##### LISTED RECORDS #####

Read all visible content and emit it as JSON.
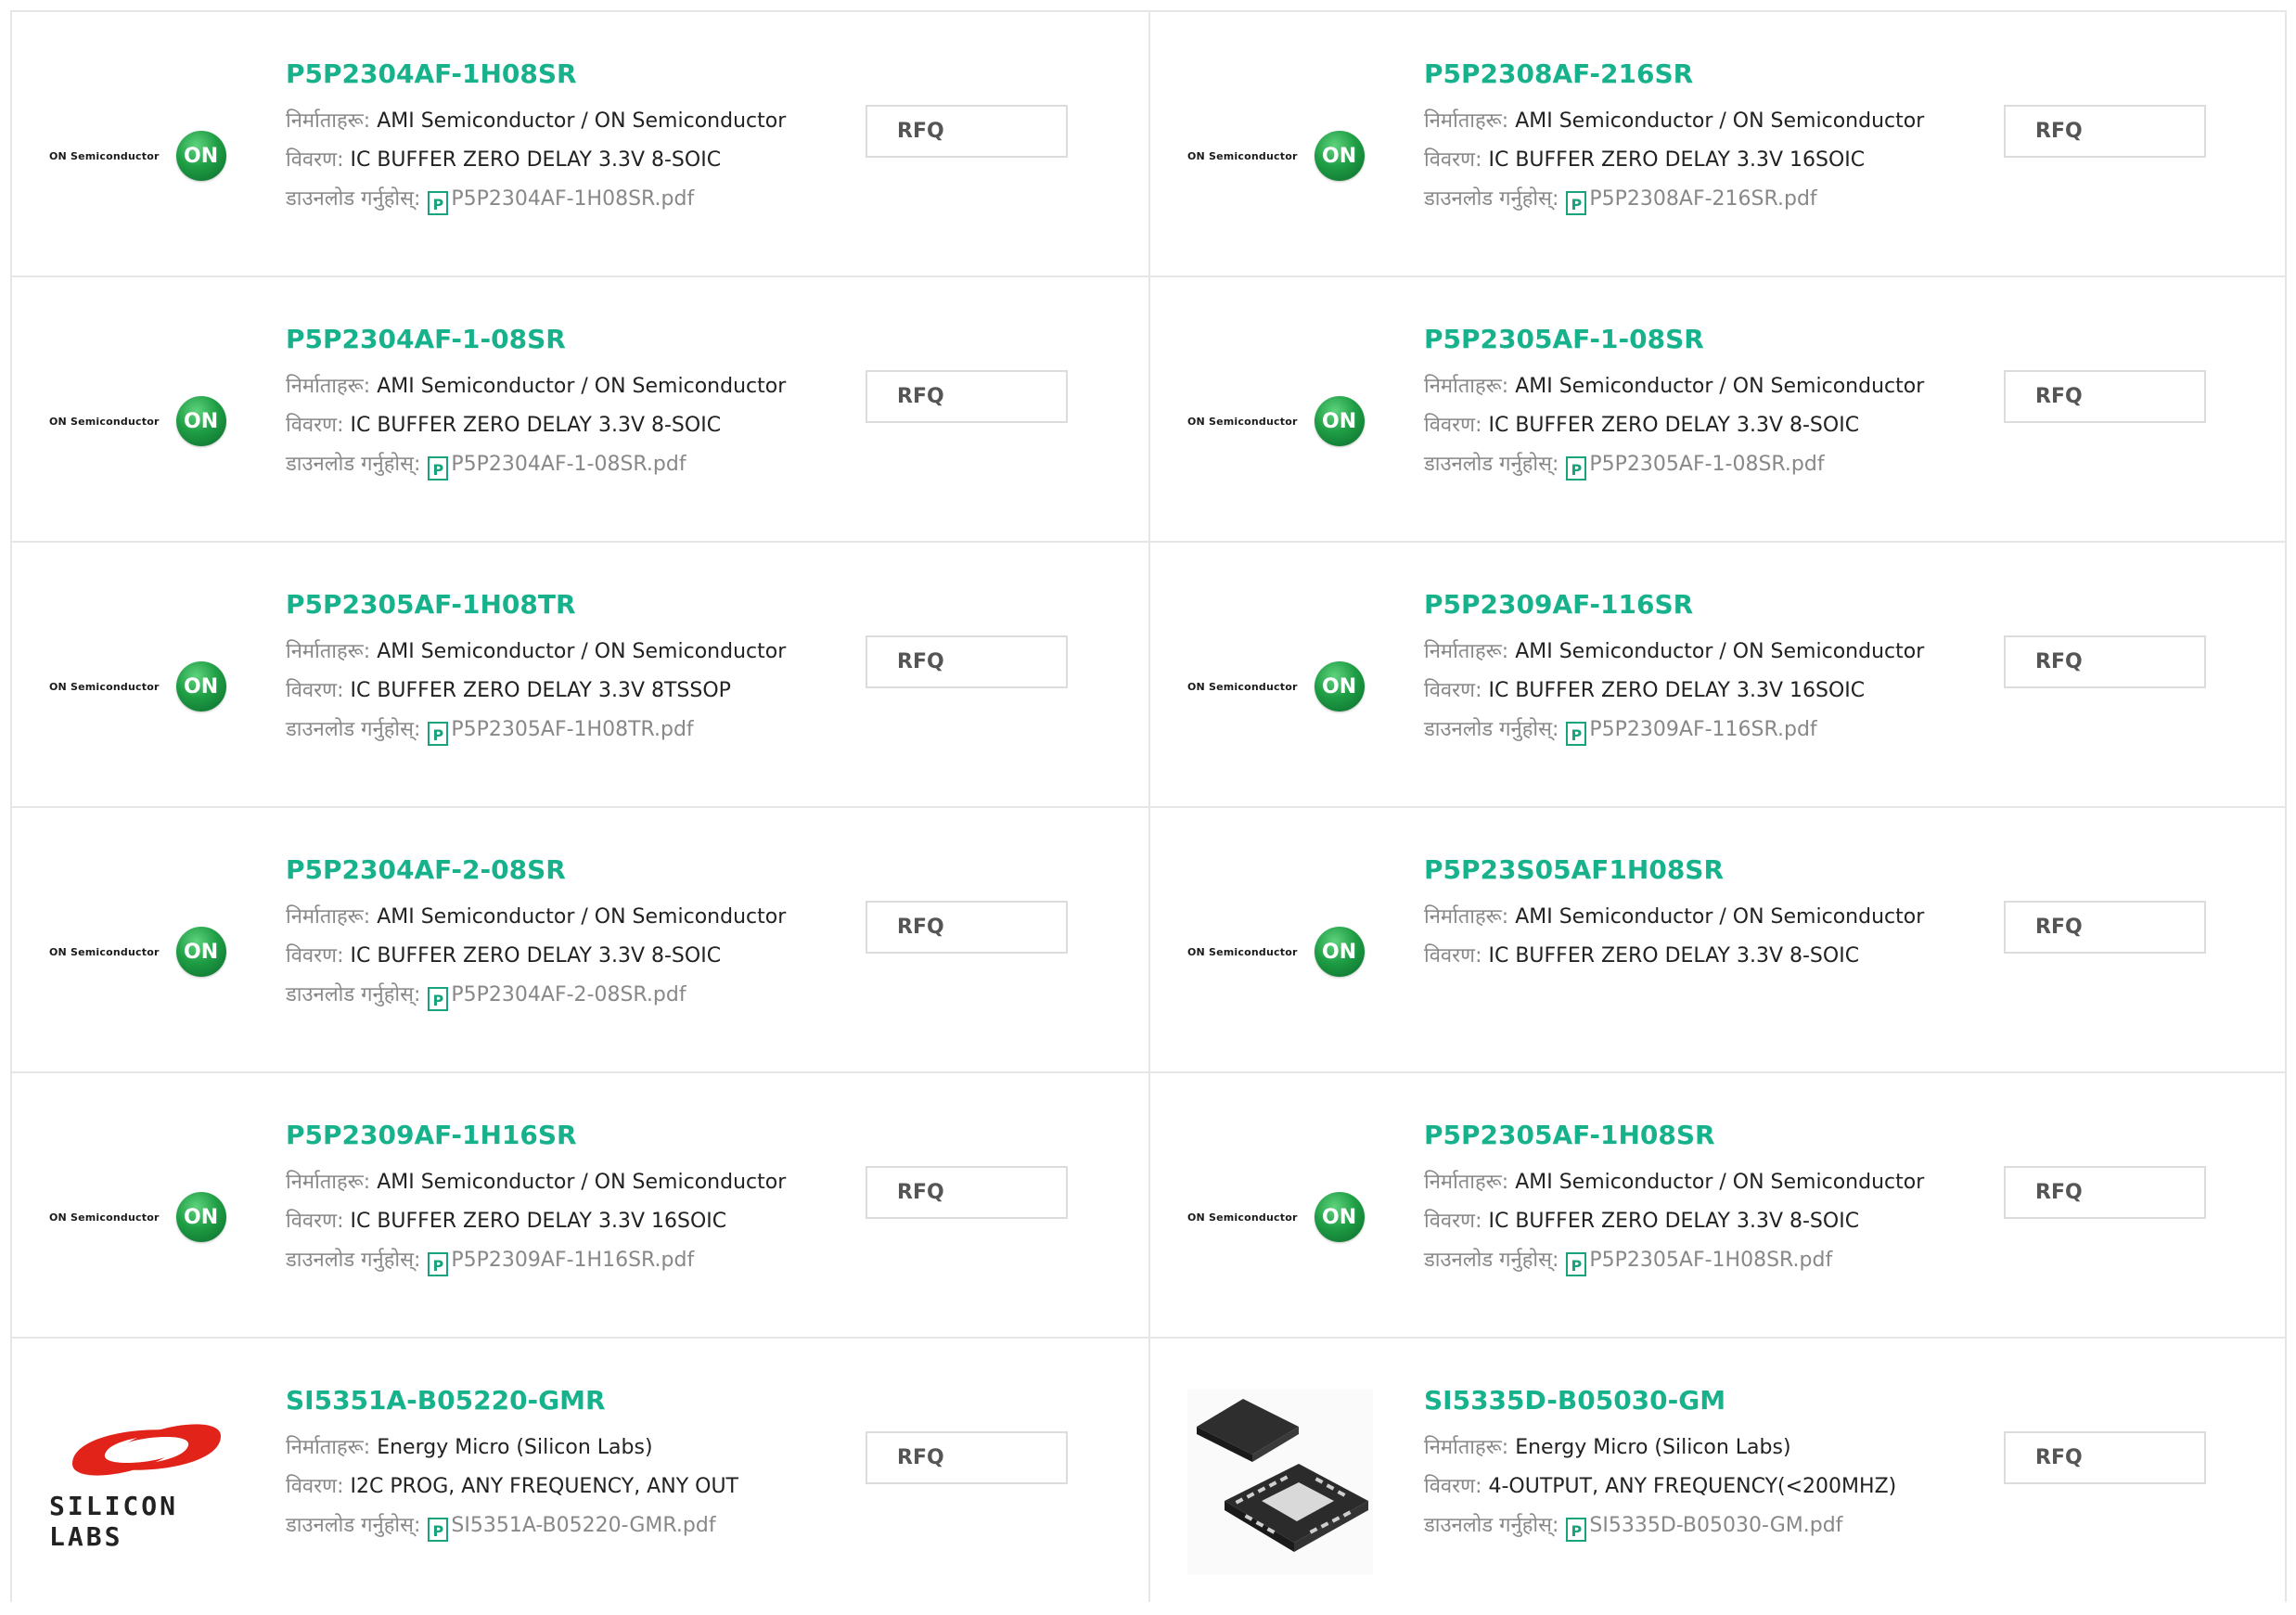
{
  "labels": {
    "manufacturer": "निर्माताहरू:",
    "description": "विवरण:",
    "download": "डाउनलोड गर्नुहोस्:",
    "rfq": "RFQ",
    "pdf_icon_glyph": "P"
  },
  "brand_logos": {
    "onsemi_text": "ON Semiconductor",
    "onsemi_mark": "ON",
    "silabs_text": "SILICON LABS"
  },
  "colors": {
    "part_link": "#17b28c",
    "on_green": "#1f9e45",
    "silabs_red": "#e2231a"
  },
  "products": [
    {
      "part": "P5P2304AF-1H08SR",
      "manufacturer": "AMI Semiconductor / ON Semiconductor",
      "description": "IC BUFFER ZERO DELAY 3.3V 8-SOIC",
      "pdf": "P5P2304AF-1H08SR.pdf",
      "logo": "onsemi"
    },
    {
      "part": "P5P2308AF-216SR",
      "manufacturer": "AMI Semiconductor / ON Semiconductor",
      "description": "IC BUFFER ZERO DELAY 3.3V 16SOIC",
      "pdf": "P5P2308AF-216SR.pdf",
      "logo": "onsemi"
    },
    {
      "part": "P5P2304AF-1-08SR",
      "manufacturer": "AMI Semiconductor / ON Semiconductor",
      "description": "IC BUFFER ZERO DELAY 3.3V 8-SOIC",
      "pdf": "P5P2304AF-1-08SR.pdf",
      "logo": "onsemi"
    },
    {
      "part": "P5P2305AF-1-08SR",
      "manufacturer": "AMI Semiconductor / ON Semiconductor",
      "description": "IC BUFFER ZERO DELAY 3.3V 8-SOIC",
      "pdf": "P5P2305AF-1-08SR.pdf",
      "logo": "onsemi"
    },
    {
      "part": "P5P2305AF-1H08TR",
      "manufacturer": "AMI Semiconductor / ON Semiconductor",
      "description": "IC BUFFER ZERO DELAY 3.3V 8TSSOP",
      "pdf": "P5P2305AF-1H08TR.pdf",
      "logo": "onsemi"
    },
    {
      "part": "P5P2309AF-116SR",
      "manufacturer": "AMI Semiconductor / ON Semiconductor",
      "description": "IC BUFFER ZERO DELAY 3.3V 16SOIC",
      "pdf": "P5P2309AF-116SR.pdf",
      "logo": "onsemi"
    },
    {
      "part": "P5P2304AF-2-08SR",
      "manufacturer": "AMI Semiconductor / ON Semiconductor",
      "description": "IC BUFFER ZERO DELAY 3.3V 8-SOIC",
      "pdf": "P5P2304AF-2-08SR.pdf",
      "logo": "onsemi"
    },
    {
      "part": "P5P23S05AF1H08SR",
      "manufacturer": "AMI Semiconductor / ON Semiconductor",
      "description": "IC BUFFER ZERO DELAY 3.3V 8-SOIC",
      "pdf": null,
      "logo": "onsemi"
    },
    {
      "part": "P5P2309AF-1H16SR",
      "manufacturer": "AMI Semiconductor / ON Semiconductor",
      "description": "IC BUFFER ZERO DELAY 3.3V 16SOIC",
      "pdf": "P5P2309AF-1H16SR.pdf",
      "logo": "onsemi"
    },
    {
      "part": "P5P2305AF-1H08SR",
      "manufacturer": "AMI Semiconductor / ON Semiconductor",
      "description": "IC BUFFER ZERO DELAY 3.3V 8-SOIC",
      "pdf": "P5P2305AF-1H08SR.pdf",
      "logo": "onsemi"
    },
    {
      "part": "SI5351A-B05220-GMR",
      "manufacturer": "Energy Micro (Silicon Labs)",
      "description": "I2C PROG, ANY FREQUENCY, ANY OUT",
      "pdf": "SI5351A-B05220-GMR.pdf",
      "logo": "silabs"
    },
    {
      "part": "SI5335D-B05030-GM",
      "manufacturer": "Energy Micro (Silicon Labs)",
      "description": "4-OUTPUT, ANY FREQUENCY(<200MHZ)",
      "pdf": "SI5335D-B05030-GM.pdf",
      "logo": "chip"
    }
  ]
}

#####

(PROBLEM DETAILS) Repeat each record exactly, with the pictures left out.

(EXPECTED ANSWER)
Read all visible content and emit it as JSON.
{
  "labels": {
    "manufacturer": "निर्माताहरू:",
    "description": "विवरण:",
    "download": "डाउनलोड गर्नुहोस्:",
    "rfq": "RFQ",
    "pdf_icon_glyph": "P"
  },
  "brand_logos": {
    "onsemi_text": "ON Semiconductor",
    "onsemi_mark": "ON",
    "silabs_text": "SILICON LABS"
  },
  "colors": {
    "part_link": "#17b28c",
    "on_green": "#1f9e45",
    "silabs_red": "#e2231a"
  },
  "products": [
    {
      "part": "P5P2304AF-1H08SR",
      "manufacturer": "AMI Semiconductor / ON Semiconductor",
      "description": "IC BUFFER ZERO DELAY 3.3V 8-SOIC",
      "pdf": "P5P2304AF-1H08SR.pdf",
      "logo": "onsemi"
    },
    {
      "part": "P5P2308AF-216SR",
      "manufacturer": "AMI Semiconductor / ON Semiconductor",
      "description": "IC BUFFER ZERO DELAY 3.3V 16SOIC",
      "pdf": "P5P2308AF-216SR.pdf",
      "logo": "onsemi"
    },
    {
      "part": "P5P2304AF-1-08SR",
      "manufacturer": "AMI Semiconductor / ON Semiconductor",
      "description": "IC BUFFER ZERO DELAY 3.3V 8-SOIC",
      "pdf": "P5P2304AF-1-08SR.pdf",
      "logo": "onsemi"
    },
    {
      "part": "P5P2305AF-1-08SR",
      "manufacturer": "AMI Semiconductor / ON Semiconductor",
      "description": "IC BUFFER ZERO DELAY 3.3V 8-SOIC",
      "pdf": "P5P2305AF-1-08SR.pdf",
      "logo": "onsemi"
    },
    {
      "part": "P5P2305AF-1H08TR",
      "manufacturer": "AMI Semiconductor / ON Semiconductor",
      "description": "IC BUFFER ZERO DELAY 3.3V 8TSSOP",
      "pdf": "P5P2305AF-1H08TR.pdf",
      "logo": "onsemi"
    },
    {
      "part": "P5P2309AF-116SR",
      "manufacturer": "AMI Semiconductor / ON Semiconductor",
      "description": "IC BUFFER ZERO DELAY 3.3V 16SOIC",
      "pdf": "P5P2309AF-116SR.pdf",
      "logo": "onsemi"
    },
    {
      "part": "P5P2304AF-2-08SR",
      "manufacturer": "AMI Semiconductor / ON Semiconductor",
      "description": "IC BUFFER ZERO DELAY 3.3V 8-SOIC",
      "pdf": "P5P2304AF-2-08SR.pdf",
      "logo": "onsemi"
    },
    {
      "part": "P5P23S05AF1H08SR",
      "manufacturer": "AMI Semiconductor / ON Semiconductor",
      "description": "IC BUFFER ZERO DELAY 3.3V 8-SOIC",
      "pdf": null,
      "logo": "onsemi"
    },
    {
      "part": "P5P2309AF-1H16SR",
      "manufacturer": "AMI Semiconductor / ON Semiconductor",
      "description": "IC BUFFER ZERO DELAY 3.3V 16SOIC",
      "pdf": "P5P2309AF-1H16SR.pdf",
      "logo": "onsemi"
    },
    {
      "part": "P5P2305AF-1H08SR",
      "manufacturer": "AMI Semiconductor / ON Semiconductor",
      "description": "IC BUFFER ZERO DELAY 3.3V 8-SOIC",
      "pdf": "P5P2305AF-1H08SR.pdf",
      "logo": "onsemi"
    },
    {
      "part": "SI5351A-B05220-GMR",
      "manufacturer": "Energy Micro (Silicon Labs)",
      "description": "I2C PROG, ANY FREQUENCY, ANY OUT",
      "pdf": "SI5351A-B05220-GMR.pdf",
      "logo": "silabs"
    },
    {
      "part": "SI5335D-B05030-GM",
      "manufacturer": "Energy Micro (Silicon Labs)",
      "description": "4-OUTPUT, ANY FREQUENCY(<200MHZ)",
      "pdf": "SI5335D-B05030-GM.pdf",
      "logo": "chip"
    }
  ]
}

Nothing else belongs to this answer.